Reproduce the entries below word for word, from their first line through the line containing "- text-line: эффекты: [205, 171, 285, 191]", with both of those lines included.
[BEGIN RECORD LIST]
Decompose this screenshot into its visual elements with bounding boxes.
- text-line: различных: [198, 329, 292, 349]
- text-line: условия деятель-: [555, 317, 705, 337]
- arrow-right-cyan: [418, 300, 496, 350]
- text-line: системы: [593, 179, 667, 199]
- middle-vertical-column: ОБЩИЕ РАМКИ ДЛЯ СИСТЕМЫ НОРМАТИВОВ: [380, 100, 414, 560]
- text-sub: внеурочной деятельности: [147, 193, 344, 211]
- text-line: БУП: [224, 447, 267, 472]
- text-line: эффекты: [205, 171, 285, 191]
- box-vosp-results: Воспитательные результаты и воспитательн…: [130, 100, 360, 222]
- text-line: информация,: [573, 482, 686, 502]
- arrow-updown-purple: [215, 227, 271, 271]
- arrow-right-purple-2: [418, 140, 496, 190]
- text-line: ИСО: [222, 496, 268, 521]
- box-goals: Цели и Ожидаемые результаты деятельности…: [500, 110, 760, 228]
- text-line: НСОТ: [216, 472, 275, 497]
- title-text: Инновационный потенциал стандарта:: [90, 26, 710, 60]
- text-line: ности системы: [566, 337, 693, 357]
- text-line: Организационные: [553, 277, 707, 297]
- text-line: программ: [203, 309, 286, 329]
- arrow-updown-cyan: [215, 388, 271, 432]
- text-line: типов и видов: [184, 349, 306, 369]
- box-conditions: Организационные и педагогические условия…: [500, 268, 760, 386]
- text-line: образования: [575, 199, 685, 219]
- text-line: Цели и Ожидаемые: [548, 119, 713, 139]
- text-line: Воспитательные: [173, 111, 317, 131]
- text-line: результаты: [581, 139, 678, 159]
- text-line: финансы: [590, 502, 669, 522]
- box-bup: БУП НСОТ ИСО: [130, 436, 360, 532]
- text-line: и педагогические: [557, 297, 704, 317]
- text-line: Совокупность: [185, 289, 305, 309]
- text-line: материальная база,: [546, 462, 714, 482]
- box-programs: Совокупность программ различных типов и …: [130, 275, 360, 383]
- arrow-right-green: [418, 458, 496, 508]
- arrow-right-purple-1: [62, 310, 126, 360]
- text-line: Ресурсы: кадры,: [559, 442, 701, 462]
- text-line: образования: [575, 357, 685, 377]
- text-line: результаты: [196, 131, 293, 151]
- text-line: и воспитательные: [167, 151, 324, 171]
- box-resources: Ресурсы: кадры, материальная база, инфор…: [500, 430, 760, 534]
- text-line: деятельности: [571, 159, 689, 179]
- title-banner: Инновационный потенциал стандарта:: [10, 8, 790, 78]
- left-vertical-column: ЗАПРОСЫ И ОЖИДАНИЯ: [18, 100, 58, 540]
[END RECORD LIST]
OUTPUT FOR THIS TASK:
Decompose this screenshot into its visual elements with bounding boxes.
- text-line: различных: [198, 329, 292, 349]
- text-line: условия деятель-: [555, 317, 705, 337]
- arrow-right-cyan: [418, 300, 496, 350]
- text-line: системы: [593, 179, 667, 199]
- middle-vertical-column: ОБЩИЕ РАМКИ ДЛЯ СИСТЕМЫ НОРМАТИВОВ: [380, 100, 414, 560]
- text-sub: внеурочной деятельности: [147, 193, 344, 211]
- text-line: БУП: [224, 447, 267, 472]
- text-line: эффекты: [205, 171, 285, 191]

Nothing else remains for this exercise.